[START]

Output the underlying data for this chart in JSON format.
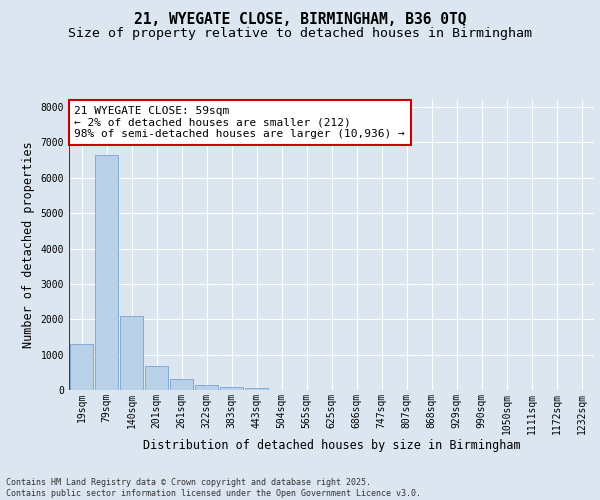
{
  "title_line1": "21, WYEGATE CLOSE, BIRMINGHAM, B36 0TQ",
  "title_line2": "Size of property relative to detached houses in Birmingham",
  "xlabel": "Distribution of detached houses by size in Birmingham",
  "ylabel": "Number of detached properties",
  "categories": [
    "19sqm",
    "79sqm",
    "140sqm",
    "201sqm",
    "261sqm",
    "322sqm",
    "383sqm",
    "443sqm",
    "504sqm",
    "565sqm",
    "625sqm",
    "686sqm",
    "747sqm",
    "807sqm",
    "868sqm",
    "929sqm",
    "990sqm",
    "1050sqm",
    "1111sqm",
    "1172sqm",
    "1232sqm"
  ],
  "values": [
    1300,
    6650,
    2100,
    680,
    300,
    130,
    90,
    60,
    0,
    0,
    0,
    0,
    0,
    0,
    0,
    0,
    0,
    0,
    0,
    0,
    0
  ],
  "bar_color": "#b8d0e8",
  "bar_edge_color": "#6699cc",
  "vline_color": "#cc0000",
  "vline_position": 0,
  "annotation_text": "21 WYEGATE CLOSE: 59sqm\n← 2% of detached houses are smaller (212)\n98% of semi-detached houses are larger (10,936) →",
  "annotation_box_facecolor": "#ffffff",
  "annotation_box_edgecolor": "#cc0000",
  "ylim": [
    0,
    8200
  ],
  "yticks": [
    0,
    1000,
    2000,
    3000,
    4000,
    5000,
    6000,
    7000,
    8000
  ],
  "bg_color": "#dce6f0",
  "plot_bg_color": "#dce6f0",
  "grid_color": "#ffffff",
  "footer_text": "Contains HM Land Registry data © Crown copyright and database right 2025.\nContains public sector information licensed under the Open Government Licence v3.0.",
  "title_fontsize": 10.5,
  "subtitle_fontsize": 9.5,
  "axis_label_fontsize": 8.5,
  "tick_fontsize": 7,
  "annotation_fontsize": 8,
  "footer_fontsize": 6
}
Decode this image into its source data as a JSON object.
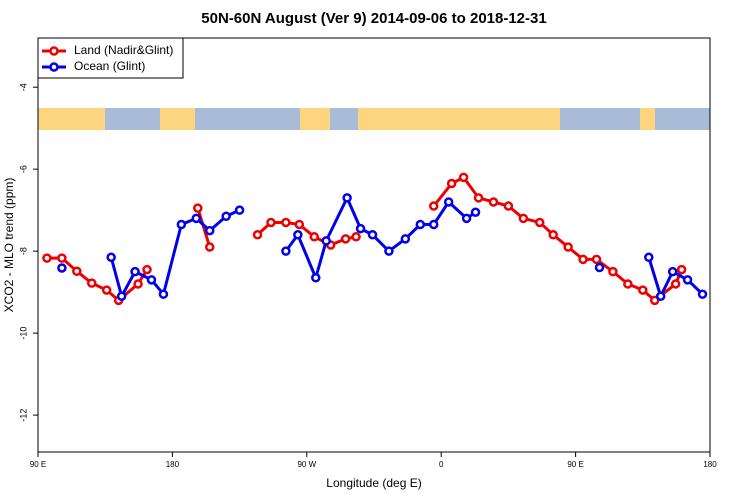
{
  "chart_data": {
    "type": "line",
    "title": "50N-60N August (Ver 9)   2014-09-06 to 2018-12-31",
    "x_label": "Longitude (deg E)",
    "y_label": "XCO2 - MLO trend (ppm)",
    "xlim": [
      90,
      540
    ],
    "ylim": [
      -12.9,
      -2.8
    ],
    "xticks": [
      {
        "value": 90,
        "label": "90 E"
      },
      180,
      {
        "value": 270,
        "label": "90 W"
      },
      {
        "value": 360,
        "label": "0"
      },
      {
        "value": 450,
        "label": "90 E"
      },
      {
        "value": 540,
        "label": "180"
      }
    ],
    "yticks": [
      -4,
      -6,
      -8,
      -10,
      -12
    ],
    "legend": "top-left",
    "series": [
      {
        "name": "Land (Nadir&Glint)",
        "color": "#ee0000",
        "x": [
          96,
          106,
          116,
          126,
          136,
          144,
          157,
          163,
          180,
          197,
          205,
          220,
          237,
          246,
          256,
          265,
          275,
          286,
          296,
          303,
          330,
          355,
          367,
          375,
          385,
          395,
          405,
          415,
          426,
          435,
          445,
          455,
          464,
          475,
          485,
          495,
          503,
          517,
          521
        ],
        "values": [
          -8.17,
          -8.17,
          -8.49,
          -8.78,
          -8.95,
          -9.2,
          -8.8,
          -8.45,
          null,
          -6.95,
          -7.9,
          null,
          -7.6,
          -7.3,
          -7.3,
          -7.35,
          -7.65,
          -7.85,
          -7.7,
          -7.65,
          null,
          -6.9,
          -6.35,
          -6.2,
          -6.7,
          -6.8,
          -6.9,
          -7.2,
          -7.3,
          -7.6,
          -7.9,
          -8.2,
          -8.2,
          -8.5,
          -8.8,
          -8.95,
          -9.2,
          -8.8,
          -8.45
        ]
      },
      {
        "name": "Ocean (Glint)",
        "color": "#0000ee",
        "x": [
          106,
          120,
          139,
          146,
          155,
          166,
          174,
          186,
          196,
          205,
          216,
          225,
          240,
          256,
          264,
          276,
          283,
          297,
          306,
          314,
          325,
          336,
          346,
          355,
          365,
          377,
          383,
          420,
          466,
          480,
          499,
          507,
          515,
          525,
          535
        ],
        "values": [
          -8.41,
          null,
          -8.15,
          -9.1,
          -8.5,
          -8.7,
          -9.05,
          -7.35,
          -7.2,
          -7.5,
          -7.15,
          -7.0,
          null,
          -8.0,
          -7.6,
          -8.65,
          -7.75,
          -6.7,
          -7.45,
          -7.6,
          -8.0,
          -7.7,
          -7.35,
          -7.35,
          -6.8,
          -7.2,
          -7.05,
          null,
          -8.4,
          null,
          -8.15,
          -9.1,
          -8.5,
          -8.7,
          -9.05
        ]
      }
    ]
  }
}
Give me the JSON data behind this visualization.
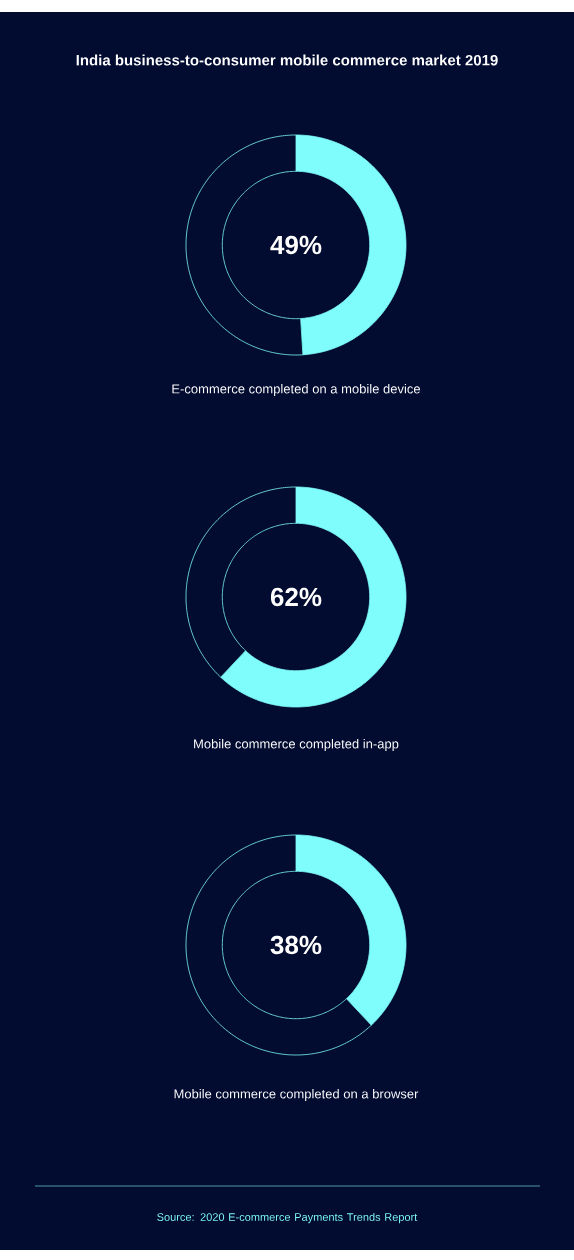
{
  "chart_data": [
    {
      "type": "donut",
      "title": "India business-to-consumer mobile commerce market 2019",
      "xlabel": "E-commerce completed on a mobile device",
      "categories": [
        null,
        null
      ],
      "values": [
        49,
        51
      ],
      "colors": [
        "#7ffcfc",
        "#020b30"
      ],
      "annotations": [
        "49%"
      ]
    },
    {
      "type": "donut",
      "xlabel": "Mobile commerce completed in-app",
      "categories": [
        null,
        null
      ],
      "values": [
        62,
        38
      ],
      "colors": [
        "#7ffcfc",
        "#020b30"
      ],
      "annotations": [
        "62%"
      ]
    },
    {
      "type": "donut",
      "xlabel": "Mobile commerce completed on a browser",
      "categories": [
        null,
        null
      ],
      "values": [
        38,
        62
      ],
      "colors": [
        "#7ffcfc",
        "#020b30"
      ],
      "annotations": [
        "38%",
        "Source: 2020 E-commerce Payments Trends Report"
      ]
    }
  ]
}
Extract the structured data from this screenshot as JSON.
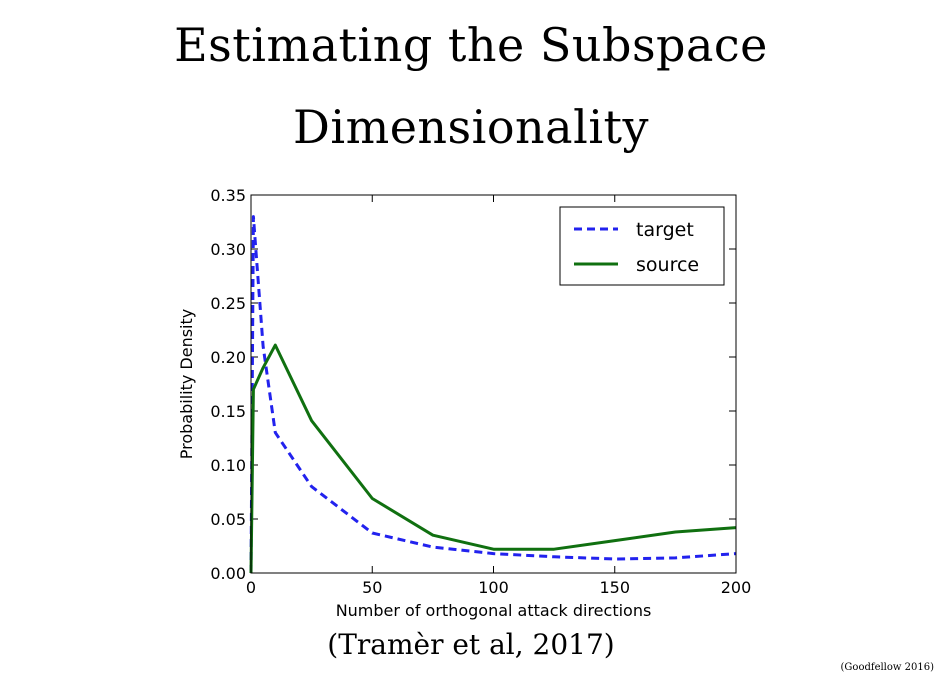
{
  "slide": {
    "title_line1": "Estimating the Subspace",
    "title_line2": "Dimensionality",
    "citation": "(Tramèr et al, 2017)",
    "footnote": "(Goodfellow 2016)"
  },
  "chart_data": {
    "type": "line",
    "title": "",
    "xlabel": "Number of orthogonal attack directions",
    "ylabel": "Probability Density",
    "xlim": [
      0,
      200
    ],
    "ylim": [
      0,
      0.35
    ],
    "xticks": [
      0,
      50,
      100,
      150,
      200
    ],
    "xtick_labels": [
      "0",
      "50",
      "100",
      "150",
      "200"
    ],
    "yticks": [
      0,
      0.05,
      0.1,
      0.15,
      0.2,
      0.25,
      0.3,
      0.35
    ],
    "ytick_labels": [
      "0.00",
      "0.05",
      "0.10",
      "0.15",
      "0.20",
      "0.25",
      "0.30",
      "0.35"
    ],
    "legend_position": "top-right",
    "series": [
      {
        "name": "target",
        "style": "dashed",
        "color": "#2222ee",
        "x": [
          0,
          1,
          2,
          5,
          10,
          25,
          50,
          75,
          100,
          125,
          150,
          175,
          200
        ],
        "y": [
          0.0,
          0.33,
          0.3,
          0.21,
          0.13,
          0.08,
          0.037,
          0.024,
          0.018,
          0.015,
          0.013,
          0.014,
          0.018
        ]
      },
      {
        "name": "source",
        "style": "solid",
        "color": "#107010",
        "x": [
          0,
          1,
          2,
          5,
          10,
          25,
          50,
          75,
          100,
          125,
          150,
          175,
          200
        ],
        "y": [
          0.0,
          0.17,
          0.175,
          0.19,
          0.211,
          0.141,
          0.069,
          0.035,
          0.022,
          0.022,
          0.03,
          0.038,
          0.042
        ]
      }
    ]
  }
}
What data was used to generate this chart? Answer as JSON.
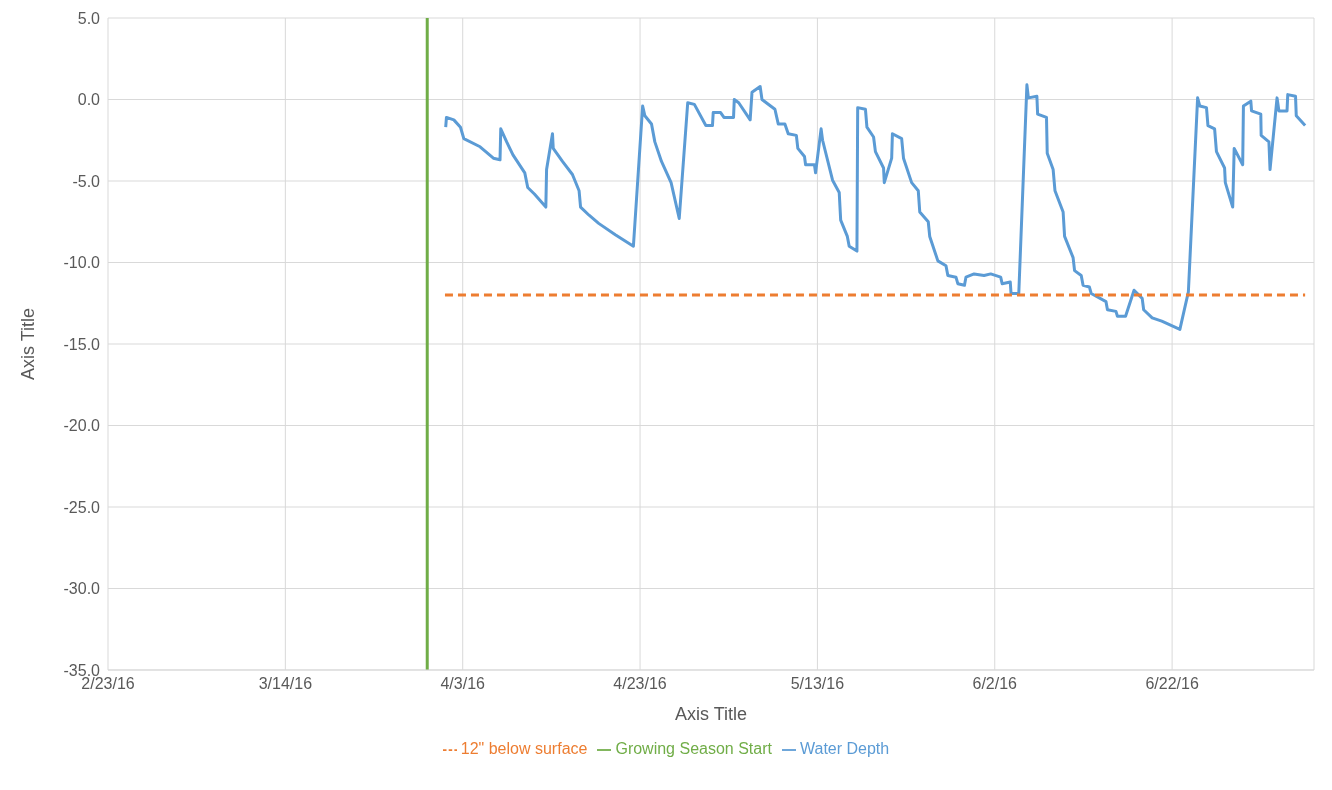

[END]

■ Work instructions:
Could you repeat all of the material exactly? Pictures should not be copied.

■ Answer to the problem:
Output the underlying data for this chart in JSON format.
{
  "title_line1": "21, WYEGATE CLOSE, BIRMINGHAM, B36 0TQ",
  "title_line2": "Size of property relative to detached houses in Birmingham",
  "xlabel": "Distribution of detached houses by size in Birmingham",
  "ylabel": "Number of detached properties",
  "categories": [
    "19sqm",
    "79sqm",
    "140sqm",
    "201sqm",
    "261sqm",
    "322sqm",
    "383sqm",
    "443sqm",
    "504sqm",
    "565sqm",
    "625sqm",
    "686sqm",
    "747sqm",
    "807sqm",
    "868sqm",
    "929sqm",
    "990sqm",
    "1050sqm",
    "1111sqm",
    "1172sqm",
    "1232sqm"
  ],
  "values": [
    1300,
    6650,
    2100,
    680,
    300,
    130,
    90,
    60,
    0,
    0,
    0,
    0,
    0,
    0,
    0,
    0,
    0,
    0,
    0,
    0,
    0
  ],
  "bar_color": "#b8d0e8",
  "bar_edge_color": "#6699cc",
  "vline_color": "#cc0000",
  "vline_position": 0,
  "annotation_text": "21 WYEGATE CLOSE: 59sqm\n← 2% of detached houses are smaller (212)\n98% of semi-detached houses are larger (10,936) →",
  "annotation_box_facecolor": "#ffffff",
  "annotation_box_edgecolor": "#cc0000",
  "ylim": [
    0,
    8200
  ],
  "yticks": [
    0,
    1000,
    2000,
    3000,
    4000,
    5000,
    6000,
    7000,
    8000
  ],
  "bg_color": "#dce6f0",
  "plot_bg_color": "#dce6f0",
  "grid_color": "#ffffff",
  "footer_text": "Contains HM Land Registry data © Crown copyright and database right 2025.\nContains public sector information licensed under the Open Government Licence v3.0.",
  "title_fontsize": 10.5,
  "subtitle_fontsize": 9.5,
  "axis_label_fontsize": 8.5,
  "tick_fontsize": 7,
  "annotation_fontsize": 8,
  "footer_fontsize": 6
}
Decode this image into its source data as a JSON object.
{
  "chart_data": {
    "type": "line",
    "title": "50N-60N August (Ver 9)   2014-09-06 to 2018-12-31",
    "x_label": "Longitude (deg E)",
    "y_label": "XCO2 - MLO trend (ppm)",
    "xlim": [
      90,
      540
    ],
    "ylim": [
      -12.9,
      -2.8
    ],
    "xticks": [
      {
        "value": 90,
        "label": "90 E"
      },
      180,
      {
        "value": 270,
        "label": "90 W"
      },
      {
        "value": 360,
        "label": "0"
      },
      {
        "value": 450,
        "label": "90 E"
      },
      {
        "value": 540,
        "label": "180"
      }
    ],
    "yticks": [
      -4,
      -6,
      -8,
      -10,
      -12
    ],
    "legend": "top-left",
    "series": [
      {
        "name": "Land (Nadir&Glint)",
        "color": "#ee0000",
        "x": [
          96,
          106,
          116,
          126,
          136,
          144,
          157,
          163,
          180,
          197,
          205,
          220,
          237,
          246,
          256,
          265,
          275,
          286,
          296,
          303,
          330,
          355,
          367,
          375,
          385,
          395,
          405,
          415,
          426,
          435,
          445,
          455,
          464,
          475,
          485,
          495,
          503,
          517,
          521
        ],
        "values": [
          -8.17,
          -8.17,
          -8.49,
          -8.78,
          -8.95,
          -9.2,
          -8.8,
          -8.45,
          null,
          -6.95,
          -7.9,
          null,
          -7.6,
          -7.3,
          -7.3,
          -7.35,
          -7.65,
          -7.85,
          -7.7,
          -7.65,
          null,
          -6.9,
          -6.35,
          -6.2,
          -6.7,
          -6.8,
          -6.9,
          -7.2,
          -7.3,
          -7.6,
          -7.9,
          -8.2,
          -8.2,
          -8.5,
          -8.8,
          -8.95,
          -9.2,
          -8.8,
          -8.45
        ]
      },
      {
        "name": "Ocean (Glint)",
        "color": "#0000ee",
        "x": [
          106,
          120,
          139,
          146,
          155,
          166,
          174,
          186,
          196,
          205,
          216,
          225,
          240,
          256,
          264,
          276,
          283,
          297,
          306,
          314,
          325,
          336,
          346,
          355,
          365,
          377,
          383,
          420,
          466,
          480,
          499,
          507,
          515,
          525,
          535
        ],
        "values": [
          -8.41,
          null,
          -8.15,
          -9.1,
          -8.5,
          -8.7,
          -9.05,
          -7.35,
          -7.2,
          -7.5,
          -7.15,
          -7.0,
          null,
          -8.0,
          -7.6,
          -8.65,
          -7.75,
          -6.7,
          -7.45,
          -7.6,
          -8.0,
          -7.7,
          -7.35,
          -7.35,
          -6.8,
          -7.2,
          -7.05,
          null,
          -8.4,
          null,
          -8.15,
          -9.1,
          -8.5,
          -8.7,
          -9.05
        ]
      }
    ]
  }
}
Give me the JSON data behind this visualization.
{
  "chart_data": [
    {
      "type": "donut",
      "title": "India business-to-consumer mobile commerce market 2019",
      "xlabel": "E-commerce completed on a mobile device",
      "categories": [
        null,
        null
      ],
      "values": [
        49,
        51
      ],
      "colors": [
        "#7ffcfc",
        "#020b30"
      ],
      "annotations": [
        "49%"
      ]
    },
    {
      "type": "donut",
      "xlabel": "Mobile commerce completed in-app",
      "categories": [
        null,
        null
      ],
      "values": [
        62,
        38
      ],
      "colors": [
        "#7ffcfc",
        "#020b30"
      ],
      "annotations": [
        "62%"
      ]
    },
    {
      "type": "donut",
      "xlabel": "Mobile commerce completed on a browser",
      "categories": [
        null,
        null
      ],
      "values": [
        38,
        62
      ],
      "colors": [
        "#7ffcfc",
        "#020b30"
      ],
      "annotations": [
        "38%",
        "Source: 2020 E-commerce Payments Trends Report"
      ]
    }
  ]
}
Extract the structured data from this screenshot as JSON.
{
  "slide": {
    "title_line1": "Estimating the Subspace",
    "title_line2": "Dimensionality",
    "citation": "(Tramèr et al, 2017)",
    "footnote": "(Goodfellow 2016)"
  },
  "chart_data": {
    "type": "line",
    "title": "",
    "xlabel": "Number of orthogonal attack directions",
    "ylabel": "Probability Density",
    "xlim": [
      0,
      200
    ],
    "ylim": [
      0,
      0.35
    ],
    "xticks": [
      0,
      50,
      100,
      150,
      200
    ],
    "xtick_labels": [
      "0",
      "50",
      "100",
      "150",
      "200"
    ],
    "yticks": [
      0,
      0.05,
      0.1,
      0.15,
      0.2,
      0.25,
      0.3,
      0.35
    ],
    "ytick_labels": [
      "0.00",
      "0.05",
      "0.10",
      "0.15",
      "0.20",
      "0.25",
      "0.30",
      "0.35"
    ],
    "legend_position": "top-right",
    "series": [
      {
        "name": "target",
        "style": "dashed",
        "color": "#2222ee",
        "x": [
          0,
          1,
          2,
          5,
          10,
          25,
          50,
          75,
          100,
          125,
          150,
          175,
          200
        ],
        "y": [
          0.0,
          0.33,
          0.3,
          0.21,
          0.13,
          0.08,
          0.037,
          0.024,
          0.018,
          0.015,
          0.013,
          0.014,
          0.018
        ]
      },
      {
        "name": "source",
        "style": "solid",
        "color": "#107010",
        "x": [
          0,
          1,
          2,
          5,
          10,
          25,
          50,
          75,
          100,
          125,
          150,
          175,
          200
        ],
        "y": [
          0.0,
          0.17,
          0.175,
          0.19,
          0.211,
          0.141,
          0.069,
          0.035,
          0.022,
          0.022,
          0.03,
          0.038,
          0.042
        ]
      }
    ]
  }
}
What data was used to generate this chart? Answer as JSON.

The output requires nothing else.